WHAT THE TASK ASKS: Print all the records exactly, please.
___ EXERCISE INPUTS
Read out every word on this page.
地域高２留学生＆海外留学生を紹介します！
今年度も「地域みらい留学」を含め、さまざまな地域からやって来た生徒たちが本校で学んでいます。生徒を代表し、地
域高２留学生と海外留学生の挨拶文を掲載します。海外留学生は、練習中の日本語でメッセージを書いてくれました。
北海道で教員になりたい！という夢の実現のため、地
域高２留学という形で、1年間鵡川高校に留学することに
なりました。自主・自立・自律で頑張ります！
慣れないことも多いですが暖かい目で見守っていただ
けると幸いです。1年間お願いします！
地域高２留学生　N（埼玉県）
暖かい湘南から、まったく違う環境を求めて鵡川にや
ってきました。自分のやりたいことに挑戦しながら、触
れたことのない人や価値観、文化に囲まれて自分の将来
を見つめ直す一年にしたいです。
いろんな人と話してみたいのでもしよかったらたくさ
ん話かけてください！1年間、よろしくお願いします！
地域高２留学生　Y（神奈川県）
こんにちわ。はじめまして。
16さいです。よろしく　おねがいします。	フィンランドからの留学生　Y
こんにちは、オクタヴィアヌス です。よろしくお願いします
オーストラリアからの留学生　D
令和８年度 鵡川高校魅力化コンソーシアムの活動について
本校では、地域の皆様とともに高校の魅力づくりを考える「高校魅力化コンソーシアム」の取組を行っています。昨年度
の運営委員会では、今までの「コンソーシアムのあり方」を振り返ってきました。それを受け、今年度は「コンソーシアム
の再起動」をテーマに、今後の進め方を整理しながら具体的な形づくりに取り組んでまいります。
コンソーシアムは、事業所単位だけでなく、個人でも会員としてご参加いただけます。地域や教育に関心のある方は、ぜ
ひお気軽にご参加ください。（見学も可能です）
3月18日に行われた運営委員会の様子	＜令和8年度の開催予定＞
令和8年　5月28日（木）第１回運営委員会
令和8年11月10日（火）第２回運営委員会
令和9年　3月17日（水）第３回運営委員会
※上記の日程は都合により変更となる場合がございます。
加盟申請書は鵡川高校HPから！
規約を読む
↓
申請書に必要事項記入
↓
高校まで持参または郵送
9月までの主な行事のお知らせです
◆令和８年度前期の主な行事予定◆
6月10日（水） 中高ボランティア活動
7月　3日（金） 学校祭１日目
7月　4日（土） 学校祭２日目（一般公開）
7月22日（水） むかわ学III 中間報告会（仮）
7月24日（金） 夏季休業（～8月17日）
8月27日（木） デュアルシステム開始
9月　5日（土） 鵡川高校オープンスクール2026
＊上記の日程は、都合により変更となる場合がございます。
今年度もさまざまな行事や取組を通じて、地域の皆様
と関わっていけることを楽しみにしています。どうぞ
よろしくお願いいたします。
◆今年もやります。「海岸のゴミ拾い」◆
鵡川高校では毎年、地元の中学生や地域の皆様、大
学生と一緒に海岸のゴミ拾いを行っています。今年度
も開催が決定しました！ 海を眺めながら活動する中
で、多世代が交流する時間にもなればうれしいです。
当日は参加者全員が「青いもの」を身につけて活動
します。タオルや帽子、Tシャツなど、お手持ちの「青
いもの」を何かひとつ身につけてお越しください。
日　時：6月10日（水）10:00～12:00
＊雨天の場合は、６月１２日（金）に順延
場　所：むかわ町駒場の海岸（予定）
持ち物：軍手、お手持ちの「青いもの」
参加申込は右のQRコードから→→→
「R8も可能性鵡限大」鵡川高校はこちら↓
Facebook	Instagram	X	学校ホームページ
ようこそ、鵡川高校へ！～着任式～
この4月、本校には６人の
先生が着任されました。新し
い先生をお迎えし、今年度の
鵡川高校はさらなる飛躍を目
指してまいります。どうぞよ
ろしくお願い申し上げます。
______
RESULT:
Read out every word on this page.
地域高２留学生＆海外留学生を紹介します！
今年度も「地域みらい留学」を含め、さまざまな地域からやって来た生徒たちが本校で学んでいます。生徒を代表し、地
域高２留学生と海外留学生の挨拶文を掲載します。海外留学生は、練習中の日本語でメッセージを書いてくれました。
北海道で教員になりたい！という夢の実現のため、地
域高２留学という形で、1年間鵡川高校に留学することに
なりました。自主・自立・自律で頑張ります！
慣れないことも多いですが暖かい目で見守っていただ
けると幸いです。1年間お願いします！
地域高２留学生　N（埼玉県）
暖かい湘南から、まったく違う環境を求めて鵡川にや
ってきました。自分のやりたいことに挑戦しながら、触
れたことのない人や価値観、文化に囲まれて自分の将来
を見つめ直す一年にしたいです。
いろんな人と話してみたいのでもしよかったらたくさ
ん話かけてください！1年間、よろしくお願いします！
地域高２留学生　Y（神奈川県）
こんにちわ。はじめまして。
16さいです。よろしく　おねがいします。	フィンランドからの留学生　Y
こんにちは、オクタヴィアヌス です。よろしくお願いします
オーストラリアからの留学生　D
令和８年度 鵡川高校魅力化コンソーシアムの活動について
本校では、地域の皆様とともに高校の魅力づくりを考える「高校魅力化コンソーシアム」の取組を行っています。昨年度
の運営委員会では、今までの「コンソーシアムのあり方」を振り返ってきました。それを受け、今年度は「コンソーシアム
の再起動」をテーマに、今後の進め方を整理しながら具体的な形づくりに取り組んでまいります。
コンソーシアムは、事業所単位だけでなく、個人でも会員としてご参加いただけます。地域や教育に関心のある方は、ぜ
ひお気軽にご参加ください。（見学も可能です）
3月18日に行われた運営委員会の様子	＜令和8年度の開催予定＞
令和8年　5月28日（木）第１回運営委員会
令和8年11月10日（火）第２回運営委員会
令和9年　3月17日（水）第３回運営委員会
※上記の日程は都合により変更となる場合がございます。
加盟申請書は鵡川高校HPから！
規約を読む
↓
申請書に必要事項記入
↓
高校まで持参または郵送
9月までの主な行事のお知らせです
◆令和８年度前期の主な行事予定◆
6月10日（水） 中高ボランティア活動
7月　3日（金） 学校祭１日目
7月　4日（土） 学校祭２日目（一般公開）
7月22日（水） むかわ学III 中間報告会（仮）
7月24日（金） 夏季休業（～8月17日）
8月27日（木） デュアルシステム開始
9月　5日（土） 鵡川高校オープンスクール2026
＊上記の日程は、都合により変更となる場合がございます。
今年度もさまざまな行事や取組を通じて、地域の皆様
と関わっていけることを楽しみにしています。どうぞ
よろしくお願いいたします。
◆今年もやります。「海岸のゴミ拾い」◆
鵡川高校では毎年、地元の中学生や地域の皆様、大
学生と一緒に海岸のゴミ拾いを行っています。今年度
も開催が決定しました！ 海を眺めながら活動する中
で、多世代が交流する時間にもなればうれしいです。
当日は参加者全員が「青いもの」を身につけて活動
します。タオルや帽子、Tシャツなど、お手持ちの「青
いもの」を何かひとつ身につけてお越しください。
日　時：6月10日（水）10:00～12:00
＊雨天の場合は、６月１２日（金）に順延
場　所：むかわ町駒場の海岸（予定）
持ち物：軍手、お手持ちの「青いもの」
参加申込は右のQRコードから→→→
「R8も可能性鵡限大」鵡川高校はこちら↓
Facebook	Instagram	X	学校ホームページ
ようこそ、鵡川高校へ！～着任式～
この4月、本校には６人の
先生が着任されました。新し
い先生をお迎えし、今年度の
鵡川高校はさらなる飛躍を目
指してまいります。どうぞよ
ろしくお願い申し上げます。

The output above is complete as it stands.